-- start Input material --
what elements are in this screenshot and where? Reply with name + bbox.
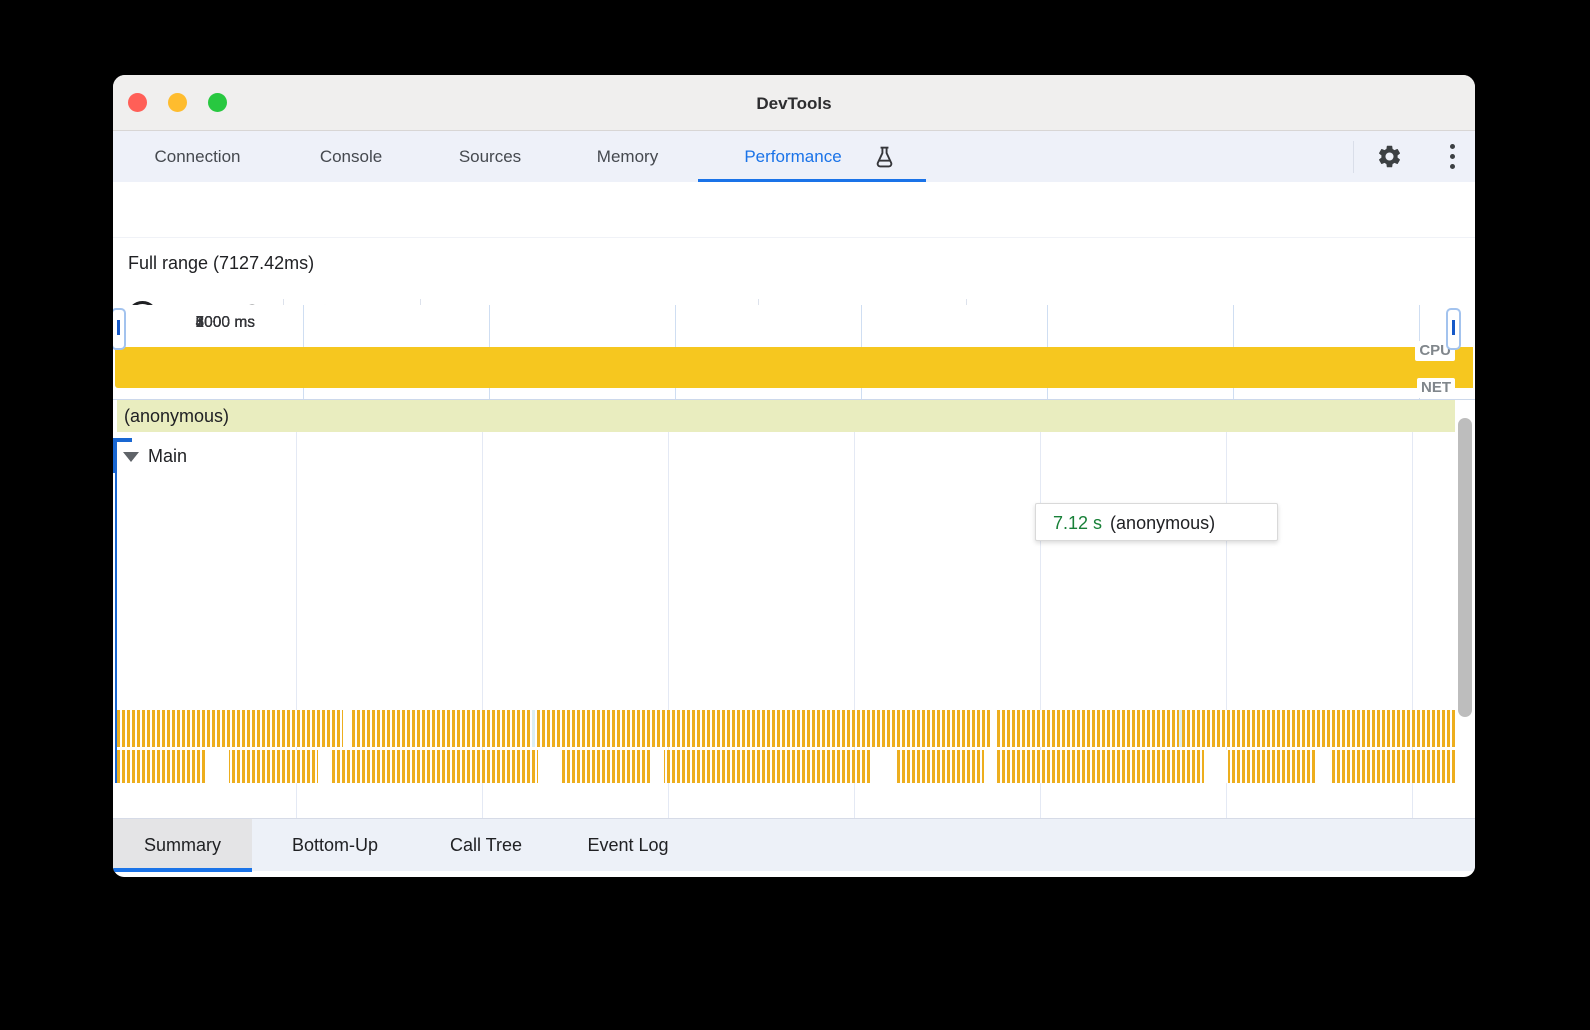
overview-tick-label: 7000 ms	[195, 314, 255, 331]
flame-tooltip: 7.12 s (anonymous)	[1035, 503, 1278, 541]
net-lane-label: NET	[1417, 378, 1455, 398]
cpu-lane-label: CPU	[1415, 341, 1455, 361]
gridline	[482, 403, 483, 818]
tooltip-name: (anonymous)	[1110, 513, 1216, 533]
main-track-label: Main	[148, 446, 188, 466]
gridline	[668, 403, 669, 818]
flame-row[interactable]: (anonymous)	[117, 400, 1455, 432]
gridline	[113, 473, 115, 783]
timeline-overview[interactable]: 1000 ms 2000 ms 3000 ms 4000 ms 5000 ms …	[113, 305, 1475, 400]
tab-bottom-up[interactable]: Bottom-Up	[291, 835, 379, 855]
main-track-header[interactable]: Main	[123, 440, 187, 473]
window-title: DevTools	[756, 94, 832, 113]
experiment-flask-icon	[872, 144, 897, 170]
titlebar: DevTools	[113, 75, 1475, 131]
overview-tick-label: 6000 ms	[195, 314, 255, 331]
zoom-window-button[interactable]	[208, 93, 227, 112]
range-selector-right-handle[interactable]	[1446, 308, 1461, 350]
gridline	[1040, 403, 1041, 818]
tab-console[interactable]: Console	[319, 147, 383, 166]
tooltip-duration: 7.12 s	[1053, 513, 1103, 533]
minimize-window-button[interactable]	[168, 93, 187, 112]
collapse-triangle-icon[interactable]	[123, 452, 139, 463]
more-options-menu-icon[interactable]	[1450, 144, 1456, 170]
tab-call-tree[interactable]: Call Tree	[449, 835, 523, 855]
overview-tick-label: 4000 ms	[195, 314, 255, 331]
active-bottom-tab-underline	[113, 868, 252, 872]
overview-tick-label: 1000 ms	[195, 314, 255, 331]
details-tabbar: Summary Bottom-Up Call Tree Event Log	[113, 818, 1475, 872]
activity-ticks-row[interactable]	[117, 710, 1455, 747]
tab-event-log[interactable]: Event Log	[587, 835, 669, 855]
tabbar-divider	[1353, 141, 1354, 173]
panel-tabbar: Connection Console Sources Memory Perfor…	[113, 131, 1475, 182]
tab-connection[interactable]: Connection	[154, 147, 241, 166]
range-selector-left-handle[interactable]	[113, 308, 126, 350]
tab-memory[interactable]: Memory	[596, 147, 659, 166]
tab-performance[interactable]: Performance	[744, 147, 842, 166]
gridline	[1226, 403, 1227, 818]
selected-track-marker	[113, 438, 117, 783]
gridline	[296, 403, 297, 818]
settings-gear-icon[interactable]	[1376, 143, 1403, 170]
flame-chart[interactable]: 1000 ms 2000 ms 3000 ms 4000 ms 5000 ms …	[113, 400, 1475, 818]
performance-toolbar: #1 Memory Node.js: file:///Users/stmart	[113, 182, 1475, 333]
-- end Input material --
| Direction |
Pull out every line of the material above that contains the string "window", copying each line in full. Matching is case-sensitive.

| Answer to the task |
window-title: DevTools	[756, 94, 832, 113]
zoom-window-button[interactable]	[208, 93, 227, 112]
minimize-window-button[interactable]	[168, 93, 187, 112]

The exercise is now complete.